**GIVEN TASK:** Locate every line below that contains the word "Paint" and copy it.

**SUPPLIED DATA:**
* * * * *
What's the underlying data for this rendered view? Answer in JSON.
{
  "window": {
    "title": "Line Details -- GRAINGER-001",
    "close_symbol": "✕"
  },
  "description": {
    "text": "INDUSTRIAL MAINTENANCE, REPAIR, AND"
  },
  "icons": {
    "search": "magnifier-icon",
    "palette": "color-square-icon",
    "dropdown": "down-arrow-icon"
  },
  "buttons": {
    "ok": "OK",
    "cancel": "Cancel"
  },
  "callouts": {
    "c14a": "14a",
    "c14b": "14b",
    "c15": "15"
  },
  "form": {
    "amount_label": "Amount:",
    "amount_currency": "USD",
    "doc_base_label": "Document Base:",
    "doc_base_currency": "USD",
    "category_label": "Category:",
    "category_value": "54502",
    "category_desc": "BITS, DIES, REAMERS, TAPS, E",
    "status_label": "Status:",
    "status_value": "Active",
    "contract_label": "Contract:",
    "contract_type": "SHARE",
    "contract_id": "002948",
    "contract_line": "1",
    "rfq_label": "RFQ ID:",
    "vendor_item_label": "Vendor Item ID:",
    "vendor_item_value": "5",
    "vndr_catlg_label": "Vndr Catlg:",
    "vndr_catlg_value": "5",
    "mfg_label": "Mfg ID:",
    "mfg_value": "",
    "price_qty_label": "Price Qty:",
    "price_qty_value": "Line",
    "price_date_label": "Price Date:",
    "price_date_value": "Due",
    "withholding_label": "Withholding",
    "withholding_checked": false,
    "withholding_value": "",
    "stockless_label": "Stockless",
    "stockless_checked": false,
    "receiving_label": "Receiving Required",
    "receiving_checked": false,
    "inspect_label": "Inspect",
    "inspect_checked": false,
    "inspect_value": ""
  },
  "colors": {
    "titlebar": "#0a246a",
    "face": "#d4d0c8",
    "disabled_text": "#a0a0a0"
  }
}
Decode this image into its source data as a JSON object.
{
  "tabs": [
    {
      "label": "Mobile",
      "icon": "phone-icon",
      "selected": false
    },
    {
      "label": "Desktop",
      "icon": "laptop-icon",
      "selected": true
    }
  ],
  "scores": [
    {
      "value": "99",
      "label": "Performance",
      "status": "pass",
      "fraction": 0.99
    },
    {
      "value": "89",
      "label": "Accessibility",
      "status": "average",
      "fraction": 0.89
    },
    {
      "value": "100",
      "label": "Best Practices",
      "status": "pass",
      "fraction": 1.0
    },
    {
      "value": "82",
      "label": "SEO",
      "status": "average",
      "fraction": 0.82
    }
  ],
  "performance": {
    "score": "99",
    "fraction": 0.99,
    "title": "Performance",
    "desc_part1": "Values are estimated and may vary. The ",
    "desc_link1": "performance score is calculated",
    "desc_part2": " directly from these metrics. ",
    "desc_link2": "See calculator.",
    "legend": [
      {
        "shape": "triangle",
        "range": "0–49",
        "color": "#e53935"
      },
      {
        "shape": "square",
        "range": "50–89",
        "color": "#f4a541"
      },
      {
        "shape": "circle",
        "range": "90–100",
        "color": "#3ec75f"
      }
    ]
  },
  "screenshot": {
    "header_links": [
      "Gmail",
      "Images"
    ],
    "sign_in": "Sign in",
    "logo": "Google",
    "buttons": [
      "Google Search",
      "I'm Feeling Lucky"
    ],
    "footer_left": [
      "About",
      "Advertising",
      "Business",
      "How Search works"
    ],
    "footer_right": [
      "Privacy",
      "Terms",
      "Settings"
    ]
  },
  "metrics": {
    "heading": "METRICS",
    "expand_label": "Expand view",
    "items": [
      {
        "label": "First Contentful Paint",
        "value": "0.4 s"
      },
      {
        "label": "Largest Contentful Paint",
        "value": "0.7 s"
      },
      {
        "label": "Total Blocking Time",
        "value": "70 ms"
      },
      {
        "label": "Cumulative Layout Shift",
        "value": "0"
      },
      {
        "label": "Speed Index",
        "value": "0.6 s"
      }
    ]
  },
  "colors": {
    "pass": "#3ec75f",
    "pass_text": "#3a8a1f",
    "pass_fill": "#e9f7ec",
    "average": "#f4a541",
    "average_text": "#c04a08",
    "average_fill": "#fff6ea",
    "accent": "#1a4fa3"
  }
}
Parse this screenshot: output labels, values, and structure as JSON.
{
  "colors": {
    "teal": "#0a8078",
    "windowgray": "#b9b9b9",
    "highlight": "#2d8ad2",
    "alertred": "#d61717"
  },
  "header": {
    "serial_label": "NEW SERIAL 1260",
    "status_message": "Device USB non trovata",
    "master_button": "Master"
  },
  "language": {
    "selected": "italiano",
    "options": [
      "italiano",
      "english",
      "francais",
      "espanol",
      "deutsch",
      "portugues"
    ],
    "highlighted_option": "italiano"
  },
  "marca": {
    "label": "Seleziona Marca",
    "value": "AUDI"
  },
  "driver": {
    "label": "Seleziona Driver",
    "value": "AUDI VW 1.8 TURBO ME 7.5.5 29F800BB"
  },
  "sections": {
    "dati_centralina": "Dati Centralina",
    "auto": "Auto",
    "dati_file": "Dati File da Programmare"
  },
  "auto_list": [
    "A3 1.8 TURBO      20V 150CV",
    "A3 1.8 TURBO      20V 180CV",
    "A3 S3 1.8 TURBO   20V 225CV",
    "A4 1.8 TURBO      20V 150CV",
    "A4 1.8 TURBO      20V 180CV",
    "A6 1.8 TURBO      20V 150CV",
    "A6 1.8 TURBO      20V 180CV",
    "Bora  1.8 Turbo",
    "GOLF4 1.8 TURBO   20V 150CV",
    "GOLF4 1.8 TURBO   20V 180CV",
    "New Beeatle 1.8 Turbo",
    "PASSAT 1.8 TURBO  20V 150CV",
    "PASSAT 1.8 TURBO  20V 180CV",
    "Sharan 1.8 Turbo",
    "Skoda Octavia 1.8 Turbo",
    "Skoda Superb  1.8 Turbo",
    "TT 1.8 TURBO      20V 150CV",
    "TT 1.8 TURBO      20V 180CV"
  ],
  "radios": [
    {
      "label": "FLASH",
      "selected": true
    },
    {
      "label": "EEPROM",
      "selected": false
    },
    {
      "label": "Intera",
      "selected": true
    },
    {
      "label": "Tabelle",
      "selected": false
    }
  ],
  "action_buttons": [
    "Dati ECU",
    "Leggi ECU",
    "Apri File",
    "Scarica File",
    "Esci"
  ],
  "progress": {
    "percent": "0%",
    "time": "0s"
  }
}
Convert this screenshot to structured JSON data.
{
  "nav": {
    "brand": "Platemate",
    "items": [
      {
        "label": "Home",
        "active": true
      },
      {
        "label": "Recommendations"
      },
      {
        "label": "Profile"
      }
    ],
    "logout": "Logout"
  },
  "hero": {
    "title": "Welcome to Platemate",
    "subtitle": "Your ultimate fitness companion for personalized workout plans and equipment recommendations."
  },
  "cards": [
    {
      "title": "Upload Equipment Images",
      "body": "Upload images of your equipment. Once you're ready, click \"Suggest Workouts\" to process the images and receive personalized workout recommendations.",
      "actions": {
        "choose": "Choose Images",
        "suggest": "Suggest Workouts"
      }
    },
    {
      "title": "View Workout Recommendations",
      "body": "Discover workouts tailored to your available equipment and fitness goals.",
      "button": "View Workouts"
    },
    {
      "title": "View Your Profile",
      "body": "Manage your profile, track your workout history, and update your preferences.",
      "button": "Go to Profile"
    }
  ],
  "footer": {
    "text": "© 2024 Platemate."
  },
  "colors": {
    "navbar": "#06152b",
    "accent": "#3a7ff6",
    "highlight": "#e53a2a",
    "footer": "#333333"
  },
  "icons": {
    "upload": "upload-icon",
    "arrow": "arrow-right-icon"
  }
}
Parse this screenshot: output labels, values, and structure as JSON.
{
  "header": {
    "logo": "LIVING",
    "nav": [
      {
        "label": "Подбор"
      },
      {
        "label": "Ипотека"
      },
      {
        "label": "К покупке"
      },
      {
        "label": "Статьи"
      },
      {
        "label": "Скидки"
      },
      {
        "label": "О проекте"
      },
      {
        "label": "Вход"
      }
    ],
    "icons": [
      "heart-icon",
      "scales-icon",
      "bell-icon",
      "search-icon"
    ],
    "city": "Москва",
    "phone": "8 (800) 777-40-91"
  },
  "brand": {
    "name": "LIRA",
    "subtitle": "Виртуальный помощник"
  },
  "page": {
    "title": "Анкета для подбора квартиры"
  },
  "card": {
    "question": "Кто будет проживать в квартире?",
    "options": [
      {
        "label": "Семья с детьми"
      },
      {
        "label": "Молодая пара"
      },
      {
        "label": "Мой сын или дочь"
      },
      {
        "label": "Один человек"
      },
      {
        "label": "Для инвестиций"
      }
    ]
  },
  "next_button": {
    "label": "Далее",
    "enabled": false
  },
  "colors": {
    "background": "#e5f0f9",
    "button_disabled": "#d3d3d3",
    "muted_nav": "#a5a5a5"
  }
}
* * * * *
**TASK RESPONSE:**
        "label": "First Contentful Paint",
        "label": "Largest Contentful Paint",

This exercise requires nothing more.